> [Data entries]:
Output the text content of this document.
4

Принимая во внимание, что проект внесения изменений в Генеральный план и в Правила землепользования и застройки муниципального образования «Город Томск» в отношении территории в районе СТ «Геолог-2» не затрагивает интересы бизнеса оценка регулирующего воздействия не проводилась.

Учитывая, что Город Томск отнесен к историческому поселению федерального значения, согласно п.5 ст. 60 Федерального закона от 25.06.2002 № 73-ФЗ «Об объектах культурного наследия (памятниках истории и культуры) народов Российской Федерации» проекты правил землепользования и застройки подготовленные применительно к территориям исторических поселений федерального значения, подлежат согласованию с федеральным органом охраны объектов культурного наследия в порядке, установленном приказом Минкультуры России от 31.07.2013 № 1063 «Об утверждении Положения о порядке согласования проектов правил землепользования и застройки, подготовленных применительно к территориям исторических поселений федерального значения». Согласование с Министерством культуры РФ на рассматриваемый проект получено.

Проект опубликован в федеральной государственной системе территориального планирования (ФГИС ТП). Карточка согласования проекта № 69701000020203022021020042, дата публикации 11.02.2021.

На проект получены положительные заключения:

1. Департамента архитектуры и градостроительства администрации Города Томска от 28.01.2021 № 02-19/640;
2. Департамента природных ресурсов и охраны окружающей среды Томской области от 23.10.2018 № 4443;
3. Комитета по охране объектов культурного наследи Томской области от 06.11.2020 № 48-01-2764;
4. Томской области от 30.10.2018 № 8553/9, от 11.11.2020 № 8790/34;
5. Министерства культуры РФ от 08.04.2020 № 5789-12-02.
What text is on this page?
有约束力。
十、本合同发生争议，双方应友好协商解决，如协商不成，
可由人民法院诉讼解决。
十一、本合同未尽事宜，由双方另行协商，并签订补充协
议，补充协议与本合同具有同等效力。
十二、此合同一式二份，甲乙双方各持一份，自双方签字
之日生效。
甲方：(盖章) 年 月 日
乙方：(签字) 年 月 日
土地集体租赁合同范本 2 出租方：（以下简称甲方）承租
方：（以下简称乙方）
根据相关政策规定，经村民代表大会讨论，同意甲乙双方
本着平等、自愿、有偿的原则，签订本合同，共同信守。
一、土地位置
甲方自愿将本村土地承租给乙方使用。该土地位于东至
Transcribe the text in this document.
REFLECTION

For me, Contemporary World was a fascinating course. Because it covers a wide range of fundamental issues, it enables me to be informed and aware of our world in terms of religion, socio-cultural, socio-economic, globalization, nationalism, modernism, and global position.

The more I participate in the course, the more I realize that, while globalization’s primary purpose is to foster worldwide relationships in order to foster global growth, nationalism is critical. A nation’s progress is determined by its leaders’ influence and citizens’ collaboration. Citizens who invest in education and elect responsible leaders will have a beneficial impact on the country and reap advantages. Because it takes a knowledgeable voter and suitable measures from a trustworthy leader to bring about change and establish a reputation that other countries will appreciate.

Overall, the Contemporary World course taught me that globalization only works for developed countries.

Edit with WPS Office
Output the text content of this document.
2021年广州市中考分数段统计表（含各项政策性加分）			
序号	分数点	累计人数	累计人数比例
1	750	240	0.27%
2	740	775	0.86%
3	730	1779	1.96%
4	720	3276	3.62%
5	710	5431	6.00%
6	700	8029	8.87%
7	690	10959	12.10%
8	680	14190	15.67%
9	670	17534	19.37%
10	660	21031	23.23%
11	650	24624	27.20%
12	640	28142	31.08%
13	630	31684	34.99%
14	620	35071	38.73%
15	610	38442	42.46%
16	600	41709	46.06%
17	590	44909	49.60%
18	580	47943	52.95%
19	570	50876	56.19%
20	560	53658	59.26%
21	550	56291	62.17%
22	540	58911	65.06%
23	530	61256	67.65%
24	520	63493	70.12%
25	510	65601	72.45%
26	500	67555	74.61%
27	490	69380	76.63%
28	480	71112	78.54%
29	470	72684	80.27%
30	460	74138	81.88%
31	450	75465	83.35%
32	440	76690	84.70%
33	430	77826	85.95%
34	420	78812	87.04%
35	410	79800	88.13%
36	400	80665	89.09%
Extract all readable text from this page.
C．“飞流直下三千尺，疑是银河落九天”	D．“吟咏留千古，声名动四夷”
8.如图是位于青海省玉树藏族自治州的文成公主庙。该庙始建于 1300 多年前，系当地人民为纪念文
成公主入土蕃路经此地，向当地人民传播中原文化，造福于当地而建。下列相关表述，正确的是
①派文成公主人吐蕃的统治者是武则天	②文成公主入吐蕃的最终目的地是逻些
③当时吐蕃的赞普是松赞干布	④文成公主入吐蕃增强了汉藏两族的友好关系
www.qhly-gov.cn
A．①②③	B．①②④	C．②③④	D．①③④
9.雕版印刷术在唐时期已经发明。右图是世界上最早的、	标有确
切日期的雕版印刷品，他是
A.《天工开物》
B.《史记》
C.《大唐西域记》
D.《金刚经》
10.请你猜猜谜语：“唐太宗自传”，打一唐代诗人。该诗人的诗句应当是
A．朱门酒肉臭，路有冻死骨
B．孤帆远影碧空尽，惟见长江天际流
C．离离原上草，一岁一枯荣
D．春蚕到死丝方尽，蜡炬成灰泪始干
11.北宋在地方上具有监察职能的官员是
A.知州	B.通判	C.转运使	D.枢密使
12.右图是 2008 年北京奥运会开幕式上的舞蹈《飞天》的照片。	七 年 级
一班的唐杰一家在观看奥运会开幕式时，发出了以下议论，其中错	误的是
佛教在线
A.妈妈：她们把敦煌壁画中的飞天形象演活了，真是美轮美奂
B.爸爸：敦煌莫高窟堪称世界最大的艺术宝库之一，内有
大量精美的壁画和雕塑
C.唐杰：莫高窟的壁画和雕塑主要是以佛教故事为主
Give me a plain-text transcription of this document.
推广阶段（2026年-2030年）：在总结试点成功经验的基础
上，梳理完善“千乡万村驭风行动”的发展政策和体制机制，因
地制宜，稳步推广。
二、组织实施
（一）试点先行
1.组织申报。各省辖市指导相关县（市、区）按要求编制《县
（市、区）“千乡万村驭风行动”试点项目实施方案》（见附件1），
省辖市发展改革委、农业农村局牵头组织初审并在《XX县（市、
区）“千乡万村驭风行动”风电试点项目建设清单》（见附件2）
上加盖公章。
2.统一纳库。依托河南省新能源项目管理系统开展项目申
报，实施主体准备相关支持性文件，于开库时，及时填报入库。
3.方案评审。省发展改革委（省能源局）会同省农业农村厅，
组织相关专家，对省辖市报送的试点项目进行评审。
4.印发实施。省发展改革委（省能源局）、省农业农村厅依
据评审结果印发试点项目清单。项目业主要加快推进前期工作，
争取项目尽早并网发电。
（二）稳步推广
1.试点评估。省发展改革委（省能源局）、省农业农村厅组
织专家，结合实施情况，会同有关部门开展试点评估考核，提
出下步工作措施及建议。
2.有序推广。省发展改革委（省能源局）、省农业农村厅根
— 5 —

> [Problem description]:
Search the entries for the word "охраны" and pick out every line that holds it.

> [Solution to this exercise]:
Учитывая, что Город Томск отнесен к историческому поселению федерального значения, согласно п.5 ст. 60 Федерального закона от 25.06.2002 № 73-ФЗ «Об объектах культурного наследия (памятниках истории и культуры) народов Российской Федерации» проекты правил землепользования и застройки подготовленные применительно к территориям исторических поселений федерального значения, подлежат согласованию с федеральным органом охраны объектов культурного наследия в порядке, установленном приказом Минкультуры России от 31.07.2013 № 1063 «Об утверждении Положения о порядке согласования проектов правил землепользования и застройки, подготовленных применительно к территориям исторических поселений федерального значения». Согласование с Министерством культуры РФ на рассматриваемый проект получено.
2. Департамента природных ресурсов и охраны окружающей среды Томской области от 23.10.2018 № 4443;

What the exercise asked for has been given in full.